» Exercise data:
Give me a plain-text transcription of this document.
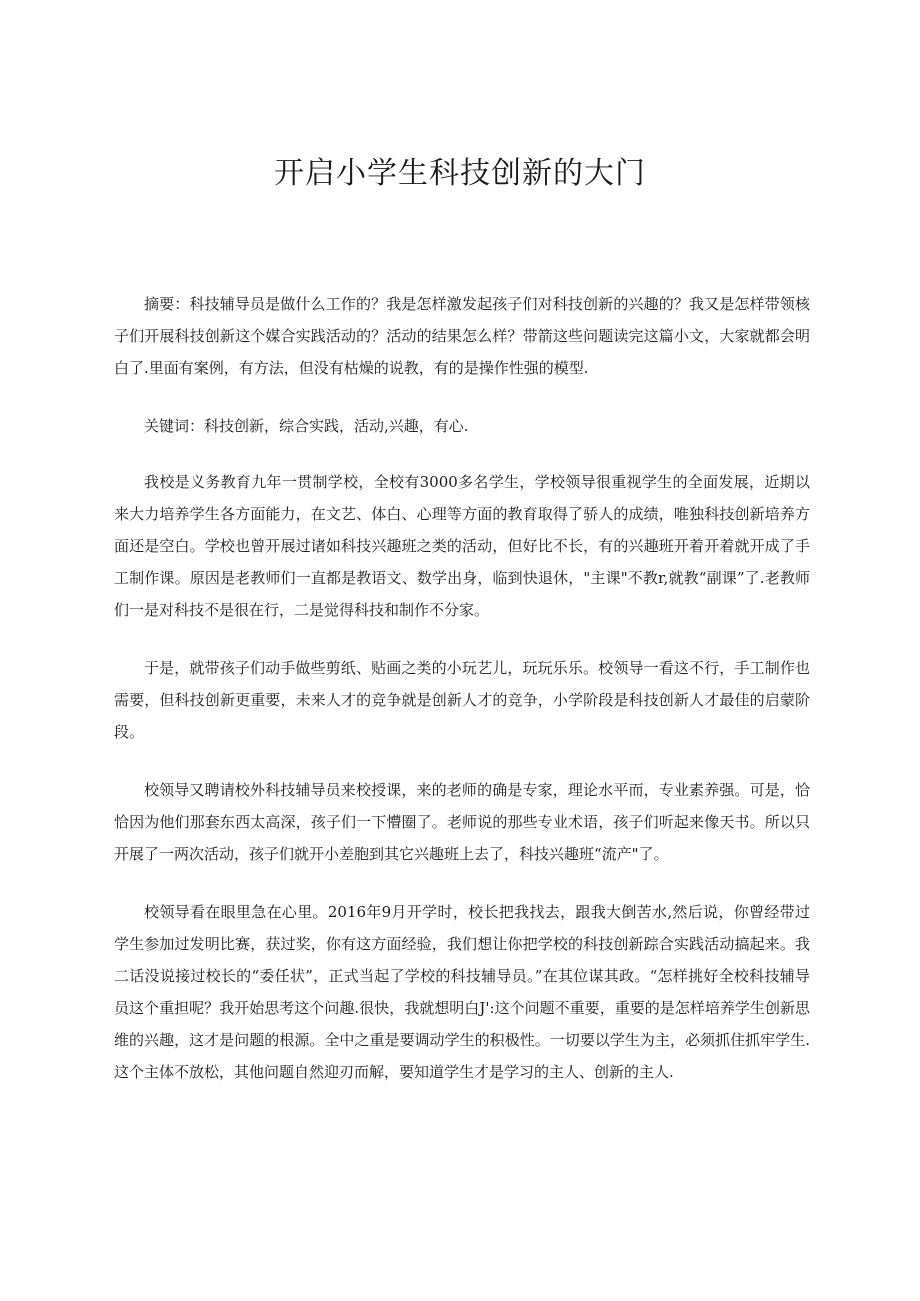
开启小学生科技创新的大门

摘要：科技辅导员是做什么工作的？我是怎样激发起孩子们对科技创新的兴趣的？我又是怎样带领核子们开展科技创新这个媒合实践活动的？活动的结果怎么样？带箭这些问题读完这篇小文，大家就都会明白了.里面有案例，有方法，但没有枯燥的说教，有的是操作性强的模型.

关键词：科技创新，综合实践，活动,兴趣，有心.

我校是义务教育九年一贯制学校，全校有3000多名学生，学校领导很重视学生的全面发展，近期以来大力培养学生各方面能力，在文艺、体白、心理等方面的教育取得了骄人的成绩，唯独科技创新培养方面还是空白。学校也曾开展过诸如科技兴趣班之类的活动，但好比不长，有的兴趣班开着开着就开成了手工制作课。原因是老教师们一直都是教语文、数学出身，临到快退休，"主课"不教r,就教“副课”了.老教师们一是对科技不是很在行，二是觉得科技和制作不分家。

于是，就带孩子们动手做些剪纸、贴画之类的小玩艺儿，玩玩乐乐。校领导一看这不行，手工制作也需要，但科技创新更重要，未来人才的竞争就是创新人才的竞争，小学阶段是科技创新人才最佳的启蒙阶段。

校领导又聘请校外科技辅导员来校授课，来的老师的确是专家，理论水平而，专业素养强。可是，恰恰因为他们那套东西太高深，孩子们一下懵圈了。老师说的那些专业术语，孩子们听起来像天书。所以只开展了一两次活动，孩子们就开小差胞到其它兴趣班上去了，科技兴趣班“流产"了。

校领导看在眼里急在心里。2016年9月开学时，校长把我找去，跟我大倒苦水,然后说，你曾经带过学生参加过发明比赛，获过奖，你有这方面经验，我们想让你把学校的科技创新踪合实践活动搞起来。我二话没说接过校长的“委任状”，正式当起了学校的科技辅导员。”在其位谋其政。“怎样挑好全校科技辅导员这个重担呢？我开始思考这个问趣.很快，我就想明白J':这个问题不重要，重要的是怎样培养学生创新思维的兴趣，这才是问题的根源。全中之重是要调动学生的积极性。一切要以学生为主，必须抓住抓牢学生.这个主体不放松，其他问题自然迎刃而解，要知道学生才是学习的主人、创新的主人.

» Exercise directions:
The data should be printed again unchanged; leave its pictures out.

» Answer to this problem:
Give me a plain-text transcription of this document.
开启小学生科技创新的大门

摘要：科技辅导员是做什么工作的？我是怎样激发起孩子们对科技创新的兴趣的？我又是怎样带领核子们开展科技创新这个媒合实践活动的？活动的结果怎么样？带箭这些问题读完这篇小文，大家就都会明白了.里面有案例，有方法，但没有枯燥的说教，有的是操作性强的模型.

关键词：科技创新，综合实践，活动,兴趣，有心.

我校是义务教育九年一贯制学校，全校有3000多名学生，学校领导很重视学生的全面发展，近期以来大力培养学生各方面能力，在文艺、体白、心理等方面的教育取得了骄人的成绩，唯独科技创新培养方面还是空白。学校也曾开展过诸如科技兴趣班之类的活动，但好比不长，有的兴趣班开着开着就开成了手工制作课。原因是老教师们一直都是教语文、数学出身，临到快退休，"主课"不教r,就教“副课”了.老教师们一是对科技不是很在行，二是觉得科技和制作不分家。

于是，就带孩子们动手做些剪纸、贴画之类的小玩艺儿，玩玩乐乐。校领导一看这不行，手工制作也需要，但科技创新更重要，未来人才的竞争就是创新人才的竞争，小学阶段是科技创新人才最佳的启蒙阶段。

校领导又聘请校外科技辅导员来校授课，来的老师的确是专家，理论水平而，专业素养强。可是，恰恰因为他们那套东西太高深，孩子们一下懵圈了。老师说的那些专业术语，孩子们听起来像天书。所以只开展了一两次活动，孩子们就开小差胞到其它兴趣班上去了，科技兴趣班“流产"了。

校领导看在眼里急在心里。2016年9月开学时，校长把我找去，跟我大倒苦水,然后说，你曾经带过学生参加过发明比赛，获过奖，你有这方面经验，我们想让你把学校的科技创新踪合实践活动搞起来。我二话没说接过校长的“委任状”，正式当起了学校的科技辅导员。”在其位谋其政。“怎样挑好全校科技辅导员这个重担呢？我开始思考这个问趣.很快，我就想明白J':这个问题不重要，重要的是怎样培养学生创新思维的兴趣，这才是问题的根源。全中之重是要调动学生的积极性。一切要以学生为主，必须抓住抓牢学生.这个主体不放松，其他问题自然迎刃而解，要知道学生才是学习的主人、创新的主人.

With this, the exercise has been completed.